| What needs to be done |
Each line of the listing must be transcribed exactly, except for the images, which should be excluded.

| Data excerpts |
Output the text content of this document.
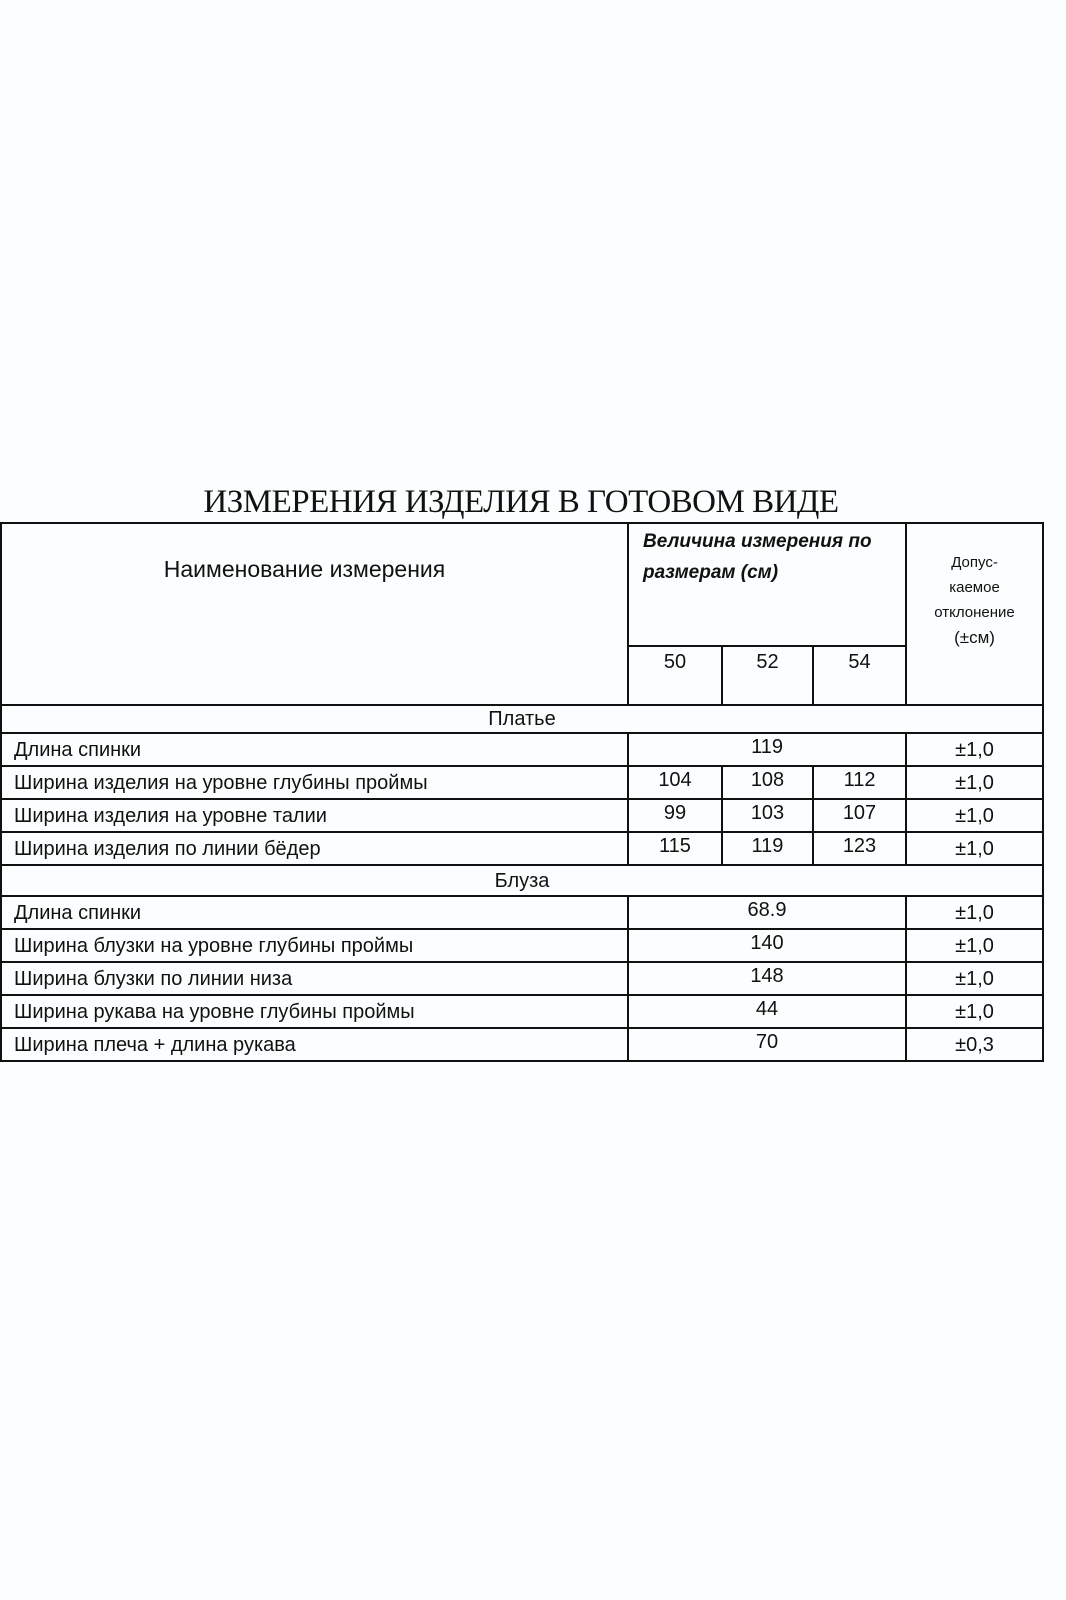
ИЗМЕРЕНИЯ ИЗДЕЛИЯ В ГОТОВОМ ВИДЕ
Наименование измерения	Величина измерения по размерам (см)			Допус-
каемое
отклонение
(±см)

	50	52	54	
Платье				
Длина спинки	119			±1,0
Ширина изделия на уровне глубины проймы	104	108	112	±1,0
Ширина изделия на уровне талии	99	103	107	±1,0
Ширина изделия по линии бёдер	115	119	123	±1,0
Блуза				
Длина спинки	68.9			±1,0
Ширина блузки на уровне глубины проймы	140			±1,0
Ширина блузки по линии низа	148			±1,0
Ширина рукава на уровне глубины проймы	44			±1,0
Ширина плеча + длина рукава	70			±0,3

| Solution to this exercise |
Output the text content of this document.
ИЗМЕРЕНИЯ ИЗДЕЛИЯ В ГОТОВОМ ВИДЕ
Наименование измерения	Величина измерения по размерам (см)			Допус-
каемое
отклонение
(±см)

	50	52	54	
Платье				
Длина спинки	119			±1,0
Ширина изделия на уровне глубины проймы	104	108	112	±1,0
Ширина изделия на уровне талии	99	103	107	±1,0
Ширина изделия по линии бёдер	115	119	123	±1,0
Блуза				
Длина спинки	68.9			±1,0
Ширина блузки на уровне глубины проймы	140			±1,0
Ширина блузки по линии низа	148			±1,0
Ширина рукава на уровне глубины проймы	44			±1,0
Ширина плеча + длина рукава	70			±0,3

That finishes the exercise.